Copy the records that follow exactly as written, but not their pictures.

[start]

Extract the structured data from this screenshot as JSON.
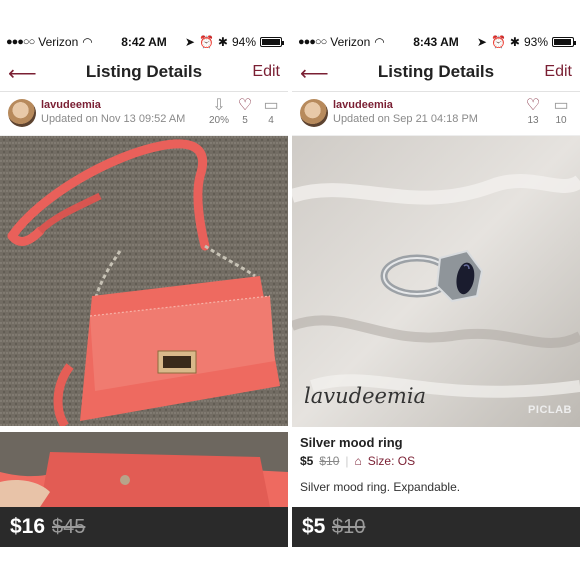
{
  "left": {
    "status": {
      "carrier": "Verizon",
      "time": "8:42 AM",
      "battery": "94%",
      "battery_level": 0.94
    },
    "nav": {
      "title": "Listing Details",
      "edit": "Edit"
    },
    "user": {
      "name": "lavudeemia",
      "updated": "Updated on Nov 13 09:52 AM"
    },
    "stats": {
      "discount": "20%",
      "likes": "5",
      "comments": "4"
    },
    "price": {
      "current": "$16",
      "original": "$45"
    }
  },
  "right": {
    "status": {
      "carrier": "Verizon",
      "time": "8:43 AM",
      "battery": "93%",
      "battery_level": 0.93
    },
    "nav": {
      "title": "Listing Details",
      "edit": "Edit"
    },
    "user": {
      "name": "lavudeemia",
      "updated": "Updated on Sep 21 04:18 PM"
    },
    "stats": {
      "likes": "13",
      "comments": "10"
    },
    "photo": {
      "signature": "lavudeemia",
      "watermark": "PICLAB"
    },
    "item": {
      "title": "Silver mood ring",
      "price": "$5",
      "original": "$10",
      "size": "Size: OS",
      "description": "Silver mood ring. Expandable."
    },
    "price": {
      "current": "$5",
      "original": "$10"
    }
  },
  "colors": {
    "accent": "#7a1f33",
    "price_bar": "#2a2a2a"
  },
  "icons": [
    "back-arrow-icon",
    "price-drop-icon",
    "heart-icon",
    "comment-icon",
    "hanger-icon",
    "wifi-icon",
    "alarm-icon",
    "location-icon",
    "bluetooth-icon",
    "battery-icon"
  ]
}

[end]

Response to the task >>
Extract the structured data from this screenshot as JSON.
{
  "left": {
    "status": {
      "carrier": "Verizon",
      "time": "8:42 AM",
      "battery": "94%",
      "battery_level": 0.94
    },
    "nav": {
      "title": "Listing Details",
      "edit": "Edit"
    },
    "user": {
      "name": "lavudeemia",
      "updated": "Updated on Nov 13 09:52 AM"
    },
    "stats": {
      "discount": "20%",
      "likes": "5",
      "comments": "4"
    },
    "price": {
      "current": "$16",
      "original": "$45"
    }
  },
  "right": {
    "status": {
      "carrier": "Verizon",
      "time": "8:43 AM",
      "battery": "93%",
      "battery_level": 0.93
    },
    "nav": {
      "title": "Listing Details",
      "edit": "Edit"
    },
    "user": {
      "name": "lavudeemia",
      "updated": "Updated on Sep 21 04:18 PM"
    },
    "stats": {
      "likes": "13",
      "comments": "10"
    },
    "photo": {
      "signature": "lavudeemia",
      "watermark": "PICLAB"
    },
    "item": {
      "title": "Silver mood ring",
      "price": "$5",
      "original": "$10",
      "size": "Size: OS",
      "description": "Silver mood ring. Expandable."
    },
    "price": {
      "current": "$5",
      "original": "$10"
    }
  },
  "colors": {
    "accent": "#7a1f33",
    "price_bar": "#2a2a2a"
  },
  "icons": [
    "back-arrow-icon",
    "price-drop-icon",
    "heart-icon",
    "comment-icon",
    "hanger-icon",
    "wifi-icon",
    "alarm-icon",
    "location-icon",
    "bluetooth-icon",
    "battery-icon"
  ]
}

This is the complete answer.